### What is asked
Everything from the line with "Parse this screenshot: output" to the end of the data should be restated word for word, and nothing before it.

### Working data
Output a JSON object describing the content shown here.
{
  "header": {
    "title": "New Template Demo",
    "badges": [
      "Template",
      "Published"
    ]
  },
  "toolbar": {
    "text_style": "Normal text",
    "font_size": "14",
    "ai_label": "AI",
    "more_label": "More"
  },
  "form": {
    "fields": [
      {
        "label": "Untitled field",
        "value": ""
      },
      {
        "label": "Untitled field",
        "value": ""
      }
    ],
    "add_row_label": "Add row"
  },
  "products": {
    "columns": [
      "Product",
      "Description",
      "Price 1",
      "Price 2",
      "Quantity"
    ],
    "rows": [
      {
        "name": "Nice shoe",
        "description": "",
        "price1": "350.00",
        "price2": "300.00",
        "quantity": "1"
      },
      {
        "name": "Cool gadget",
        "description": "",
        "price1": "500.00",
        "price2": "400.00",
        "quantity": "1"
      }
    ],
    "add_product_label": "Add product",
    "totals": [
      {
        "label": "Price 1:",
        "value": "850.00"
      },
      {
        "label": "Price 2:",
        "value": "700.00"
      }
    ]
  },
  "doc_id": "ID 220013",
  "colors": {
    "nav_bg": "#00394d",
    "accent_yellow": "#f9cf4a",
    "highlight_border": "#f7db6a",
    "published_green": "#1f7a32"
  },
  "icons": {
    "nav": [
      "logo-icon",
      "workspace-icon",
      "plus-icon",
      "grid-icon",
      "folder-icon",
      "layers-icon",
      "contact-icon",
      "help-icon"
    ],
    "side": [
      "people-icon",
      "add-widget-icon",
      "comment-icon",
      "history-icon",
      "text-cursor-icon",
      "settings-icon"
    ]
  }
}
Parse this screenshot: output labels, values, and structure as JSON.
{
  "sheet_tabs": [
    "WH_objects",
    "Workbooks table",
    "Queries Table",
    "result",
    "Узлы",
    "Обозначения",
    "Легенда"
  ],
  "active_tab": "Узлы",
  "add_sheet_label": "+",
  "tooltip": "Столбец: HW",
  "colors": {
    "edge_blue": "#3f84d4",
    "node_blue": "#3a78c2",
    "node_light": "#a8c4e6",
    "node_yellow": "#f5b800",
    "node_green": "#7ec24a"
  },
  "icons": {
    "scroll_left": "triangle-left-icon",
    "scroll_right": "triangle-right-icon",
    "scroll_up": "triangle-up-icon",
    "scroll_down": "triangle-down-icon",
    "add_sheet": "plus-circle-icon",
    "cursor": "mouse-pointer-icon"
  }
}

### Output for this exercise
Parse this screenshot: output labels, values, and structure as JSON.
{
  "sheet_tabs": [
    "WH_objects",
    "Workbooks table",
    "Queries Table",
    "result",
    "Узлы",
    "Обозначения",
    "Легенда"
  ],
  "active_tab": "Узлы",
  "add_sheet_label": "+",
  "tooltip": "Столбец: HW",
  "colors": {
    "edge_blue": "#3f84d4",
    "node_blue": "#3a78c2",
    "node_light": "#a8c4e6",
    "node_yellow": "#f5b800",
    "node_green": "#7ec24a"
  },
  "icons": {
    "scroll_left": "triangle-left-icon",
    "scroll_right": "triangle-right-icon",
    "scroll_up": "triangle-up-icon",
    "scroll_down": "triangle-down-icon",
    "add_sheet": "plus-circle-icon",
    "cursor": "mouse-pointer-icon"
  }
}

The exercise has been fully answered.